> [STATED GOAL]: The data below should be printed in full, exactly, and without any of its images.
# Start of INFORMATION SUPPLIED
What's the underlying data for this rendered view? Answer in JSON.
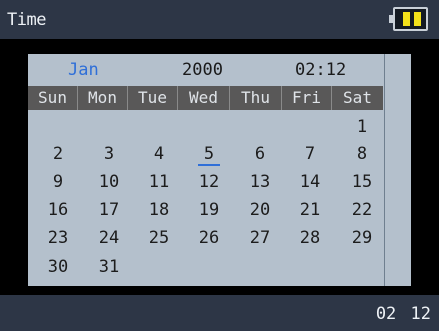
{
  "titlebar": {
    "title": "Time",
    "battery_color": "#f3e11a",
    "battery_levels": 2,
    "battery_icon": "battery-icon"
  },
  "calendar": {
    "month": "Jan",
    "year": "2000",
    "time": "02:12",
    "weekdays": [
      "Sun",
      "Mon",
      "Tue",
      "Wed",
      "Thu",
      "Fri",
      "Sat"
    ],
    "selected_day": "5",
    "weeks": [
      [
        "",
        "",
        "",
        "",
        "",
        "",
        "1"
      ],
      [
        "2",
        "3",
        "4",
        "5",
        "6",
        "7",
        "8"
      ],
      [
        "9",
        "10",
        "11",
        "12",
        "13",
        "14",
        "15"
      ],
      [
        "16",
        "17",
        "18",
        "19",
        "20",
        "21",
        "22"
      ],
      [
        "23",
        "24",
        "25",
        "26",
        "27",
        "28",
        "29"
      ],
      [
        "30",
        "31",
        "",
        "",
        "",
        "",
        ""
      ]
    ]
  },
  "statusbar": {
    "clock": "02 12"
  },
  "colors": {
    "accent": "#2f6fd8",
    "bar_bg": "#2d3646",
    "panel_bg": "#b4c0cc",
    "weekday_header_bg": "#595858"
  }
}
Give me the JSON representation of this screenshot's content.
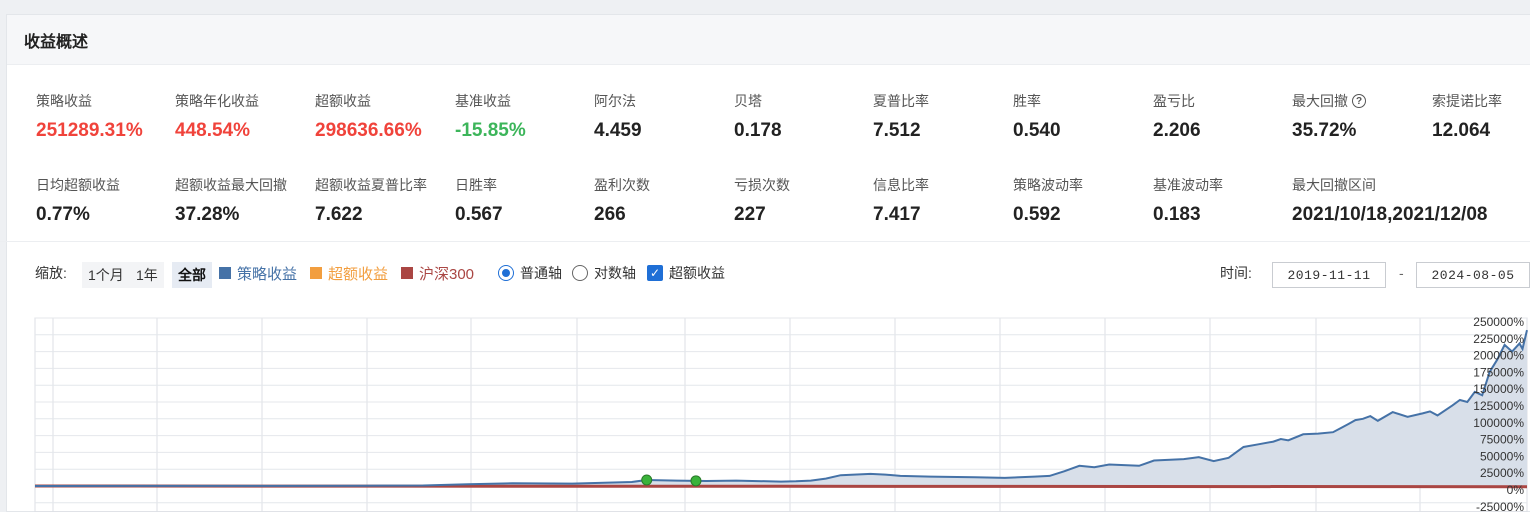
{
  "panel": {
    "title": "收益概述"
  },
  "stats_row1": [
    {
      "label": "策略收益",
      "value": "251289.31%",
      "color": "#f0433b"
    },
    {
      "label": "策略年化收益",
      "value": "448.54%",
      "color": "#f0433b"
    },
    {
      "label": "超额收益",
      "value": "298636.66%",
      "color": "#f0433b"
    },
    {
      "label": "基准收益",
      "value": "-15.85%",
      "color": "#3cb55a"
    },
    {
      "label": "阿尔法",
      "value": "4.459"
    },
    {
      "label": "贝塔",
      "value": "0.178"
    },
    {
      "label": "夏普比率",
      "value": "7.512"
    },
    {
      "label": "胜率",
      "value": "0.540"
    },
    {
      "label": "盈亏比",
      "value": "2.206"
    },
    {
      "label": "最大回撤",
      "value": "35.72%"
    },
    {
      "label": "索提诺比率",
      "value": "12.064"
    }
  ],
  "stats_row2": [
    {
      "label": "日均超额收益",
      "value": "0.77%"
    },
    {
      "label": "超额收益最大回撤",
      "value": "37.28%"
    },
    {
      "label": "超额收益夏普比率",
      "value": "7.622"
    },
    {
      "label": "日胜率",
      "value": "0.567"
    },
    {
      "label": "盈利次数",
      "value": "266"
    },
    {
      "label": "亏损次数",
      "value": "227"
    },
    {
      "label": "信息比率",
      "value": "7.417"
    },
    {
      "label": "策略波动率",
      "value": "0.592"
    },
    {
      "label": "基准波动率",
      "value": "0.183"
    },
    {
      "label": "最大回撤区间",
      "value": "2021/10/18,2021/12/08"
    }
  ],
  "help_icon": "?",
  "toolbar": {
    "zoom_label": "缩放:",
    "zoom_options": [
      "1个月",
      "1年",
      "全部"
    ],
    "zoom_selected": "全部",
    "legend": [
      {
        "label": "策略收益",
        "color": "#4572a7"
      },
      {
        "label": "超额收益",
        "color": "#f29e3f"
      },
      {
        "label": "沪深300",
        "color": "#aa4643"
      }
    ],
    "axis_options": [
      "普通轴",
      "对数轴"
    ],
    "axis_selected": "普通轴",
    "excess_checkbox_label": "超额收益",
    "excess_checked": true,
    "time_label": "时间:",
    "date_from": "2019-11-11",
    "date_sep": "-",
    "date_to": "2024-08-05"
  },
  "chart_data": {
    "type": "area",
    "y_tick_labels": [
      "250000%",
      "225000%",
      "200000%",
      "175000%",
      "150000%",
      "125000%",
      "100000%",
      "75000%",
      "50000%",
      "25000%",
      "0%",
      "-25000%"
    ],
    "ylim": [
      -25000,
      250000
    ],
    "grid": true,
    "series": [
      {
        "name": "策略收益",
        "color": "#4572a7",
        "fill": "#d8dfe9",
        "points": [
          [
            0,
            0
          ],
          [
            0.08,
            100
          ],
          [
            0.16,
            200
          ],
          [
            0.22,
            400
          ],
          [
            0.26,
            800
          ],
          [
            0.29,
            2500
          ],
          [
            0.32,
            4000
          ],
          [
            0.36,
            3500
          ],
          [
            0.4,
            6000
          ],
          [
            0.41,
            9000
          ],
          [
            0.43,
            8000
          ],
          [
            0.45,
            7500
          ],
          [
            0.47,
            8000
          ],
          [
            0.5,
            6500
          ],
          [
            0.51,
            7000
          ],
          [
            0.52,
            8000
          ],
          [
            0.53,
            11000
          ],
          [
            0.54,
            16000
          ],
          [
            0.56,
            18000
          ],
          [
            0.57,
            17000
          ],
          [
            0.58,
            15000
          ],
          [
            0.6,
            14000
          ],
          [
            0.63,
            13000
          ],
          [
            0.65,
            12000
          ],
          [
            0.67,
            14000
          ],
          [
            0.68,
            15000
          ],
          [
            0.69,
            22000
          ],
          [
            0.7,
            30000
          ],
          [
            0.71,
            28000
          ],
          [
            0.72,
            32000
          ],
          [
            0.74,
            30000
          ],
          [
            0.75,
            38000
          ],
          [
            0.77,
            40000
          ],
          [
            0.78,
            43000
          ],
          [
            0.79,
            37000
          ],
          [
            0.8,
            42000
          ],
          [
            0.81,
            58000
          ],
          [
            0.82,
            62000
          ],
          [
            0.83,
            66000
          ],
          [
            0.835,
            70000
          ],
          [
            0.84,
            68000
          ],
          [
            0.85,
            77000
          ],
          [
            0.86,
            78000
          ],
          [
            0.87,
            80000
          ],
          [
            0.875,
            86000
          ],
          [
            0.88,
            92000
          ],
          [
            0.885,
            98000
          ],
          [
            0.89,
            100000
          ],
          [
            0.895,
            104000
          ],
          [
            0.9,
            97000
          ],
          [
            0.91,
            110000
          ],
          [
            0.92,
            103000
          ],
          [
            0.93,
            108000
          ],
          [
            0.935,
            111000
          ],
          [
            0.94,
            105000
          ],
          [
            0.95,
            120000
          ],
          [
            0.955,
            128000
          ],
          [
            0.96,
            125000
          ],
          [
            0.965,
            140000
          ],
          [
            0.97,
            135000
          ],
          [
            0.975,
            170000
          ],
          [
            0.98,
            188000
          ],
          [
            0.985,
            210000
          ],
          [
            0.99,
            200000
          ],
          [
            0.995,
            212000
          ],
          [
            0.997,
            204000
          ],
          [
            1.0,
            232000
          ]
        ]
      },
      {
        "name": "沪深300",
        "color": "#aa4643",
        "points": [
          [
            0,
            0
          ],
          [
            0.5,
            -500
          ],
          [
            1.0,
            -1000
          ]
        ]
      }
    ]
  }
}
# End of INFORMATION SUPPLIED
> [SOLUTION]:
What's the underlying data for this rendered view? Answer in JSON.
{
  "titlebar": {
    "title": "Time",
    "battery_color": "#f3e11a",
    "battery_levels": 2,
    "battery_icon": "battery-icon"
  },
  "calendar": {
    "month": "Jan",
    "year": "2000",
    "time": "02:12",
    "weekdays": [
      "Sun",
      "Mon",
      "Tue",
      "Wed",
      "Thu",
      "Fri",
      "Sat"
    ],
    "selected_day": "5",
    "weeks": [
      [
        "",
        "",
        "",
        "",
        "",
        "",
        "1"
      ],
      [
        "2",
        "3",
        "4",
        "5",
        "6",
        "7",
        "8"
      ],
      [
        "9",
        "10",
        "11",
        "12",
        "13",
        "14",
        "15"
      ],
      [
        "16",
        "17",
        "18",
        "19",
        "20",
        "21",
        "22"
      ],
      [
        "23",
        "24",
        "25",
        "26",
        "27",
        "28",
        "29"
      ],
      [
        "30",
        "31",
        "",
        "",
        "",
        "",
        ""
      ]
    ]
  },
  "statusbar": {
    "clock": "02 12"
  },
  "colors": {
    "accent": "#2f6fd8",
    "bar_bg": "#2d3646",
    "panel_bg": "#b4c0cc",
    "weekday_header_bg": "#595858"
  }
}
Give me the JSON representation of this screenshot's content.
{
  "panel": {
    "title": "收益概述"
  },
  "stats_row1": [
    {
      "label": "策略收益",
      "value": "251289.31%",
      "color": "#f0433b"
    },
    {
      "label": "策略年化收益",
      "value": "448.54%",
      "color": "#f0433b"
    },
    {
      "label": "超额收益",
      "value": "298636.66%",
      "color": "#f0433b"
    },
    {
      "label": "基准收益",
      "value": "-15.85%",
      "color": "#3cb55a"
    },
    {
      "label": "阿尔法",
      "value": "4.459"
    },
    {
      "label": "贝塔",
      "value": "0.178"
    },
    {
      "label": "夏普比率",
      "value": "7.512"
    },
    {
      "label": "胜率",
      "value": "0.540"
    },
    {
      "label": "盈亏比",
      "value": "2.206"
    },
    {
      "label": "最大回撤",
      "value": "35.72%"
    },
    {
      "label": "索提诺比率",
      "value": "12.064"
    }
  ],
  "stats_row2": [
    {
      "label": "日均超额收益",
      "value": "0.77%"
    },
    {
      "label": "超额收益最大回撤",
      "value": "37.28%"
    },
    {
      "label": "超额收益夏普比率",
      "value": "7.622"
    },
    {
      "label": "日胜率",
      "value": "0.567"
    },
    {
      "label": "盈利次数",
      "value": "266"
    },
    {
      "label": "亏损次数",
      "value": "227"
    },
    {
      "label": "信息比率",
      "value": "7.417"
    },
    {
      "label": "策略波动率",
      "value": "0.592"
    },
    {
      "label": "基准波动率",
      "value": "0.183"
    },
    {
      "label": "最大回撤区间",
      "value": "2021/10/18,2021/12/08"
    }
  ],
  "help_icon": "?",
  "toolbar": {
    "zoom_label": "缩放:",
    "zoom_options": [
      "1个月",
      "1年",
      "全部"
    ],
    "zoom_selected": "全部",
    "legend": [
      {
        "label": "策略收益",
        "color": "#4572a7"
      },
      {
        "label": "超额收益",
        "color": "#f29e3f"
      },
      {
        "label": "沪深300",
        "color": "#aa4643"
      }
    ],
    "axis_options": [
      "普通轴",
      "对数轴"
    ],
    "axis_selected": "普通轴",
    "excess_checkbox_label": "超额收益",
    "excess_checked": true,
    "time_label": "时间:",
    "date_from": "2019-11-11",
    "date_sep": "-",
    "date_to": "2024-08-05"
  },
  "chart_data": {
    "type": "area",
    "y_tick_labels": [
      "250000%",
      "225000%",
      "200000%",
      "175000%",
      "150000%",
      "125000%",
      "100000%",
      "75000%",
      "50000%",
      "25000%",
      "0%",
      "-25000%"
    ],
    "ylim": [
      -25000,
      250000
    ],
    "grid": true,
    "series": [
      {
        "name": "策略收益",
        "color": "#4572a7",
        "fill": "#d8dfe9",
        "points": [
          [
            0,
            0
          ],
          [
            0.08,
            100
          ],
          [
            0.16,
            200
          ],
          [
            0.22,
            400
          ],
          [
            0.26,
            800
          ],
          [
            0.29,
            2500
          ],
          [
            0.32,
            4000
          ],
          [
            0.36,
            3500
          ],
          [
            0.4,
            6000
          ],
          [
            0.41,
            9000
          ],
          [
            0.43,
            8000
          ],
          [
            0.45,
            7500
          ],
          [
            0.47,
            8000
          ],
          [
            0.5,
            6500
          ],
          [
            0.51,
            7000
          ],
          [
            0.52,
            8000
          ],
          [
            0.53,
            11000
          ],
          [
            0.54,
            16000
          ],
          [
            0.56,
            18000
          ],
          [
            0.57,
            17000
          ],
          [
            0.58,
            15000
          ],
          [
            0.6,
            14000
          ],
          [
            0.63,
            13000
          ],
          [
            0.65,
            12000
          ],
          [
            0.67,
            14000
          ],
          [
            0.68,
            15000
          ],
          [
            0.69,
            22000
          ],
          [
            0.7,
            30000
          ],
          [
            0.71,
            28000
          ],
          [
            0.72,
            32000
          ],
          [
            0.74,
            30000
          ],
          [
            0.75,
            38000
          ],
          [
            0.77,
            40000
          ],
          [
            0.78,
            43000
          ],
          [
            0.79,
            37000
          ],
          [
            0.8,
            42000
          ],
          [
            0.81,
            58000
          ],
          [
            0.82,
            62000
          ],
          [
            0.83,
            66000
          ],
          [
            0.835,
            70000
          ],
          [
            0.84,
            68000
          ],
          [
            0.85,
            77000
          ],
          [
            0.86,
            78000
          ],
          [
            0.87,
            80000
          ],
          [
            0.875,
            86000
          ],
          [
            0.88,
            92000
          ],
          [
            0.885,
            98000
          ],
          [
            0.89,
            100000
          ],
          [
            0.895,
            104000
          ],
          [
            0.9,
            97000
          ],
          [
            0.91,
            110000
          ],
          [
            0.92,
            103000
          ],
          [
            0.93,
            108000
          ],
          [
            0.935,
            111000
          ],
          [
            0.94,
            105000
          ],
          [
            0.95,
            120000
          ],
          [
            0.955,
            128000
          ],
          [
            0.96,
            125000
          ],
          [
            0.965,
            140000
          ],
          [
            0.97,
            135000
          ],
          [
            0.975,
            170000
          ],
          [
            0.98,
            188000
          ],
          [
            0.985,
            210000
          ],
          [
            0.99,
            200000
          ],
          [
            0.995,
            212000
          ],
          [
            0.997,
            204000
          ],
          [
            1.0,
            232000
          ]
        ]
      },
      {
        "name": "沪深300",
        "color": "#aa4643",
        "points": [
          [
            0,
            0
          ],
          [
            0.5,
            -500
          ],
          [
            1.0,
            -1000
          ]
        ]
      }
    ]
  }
}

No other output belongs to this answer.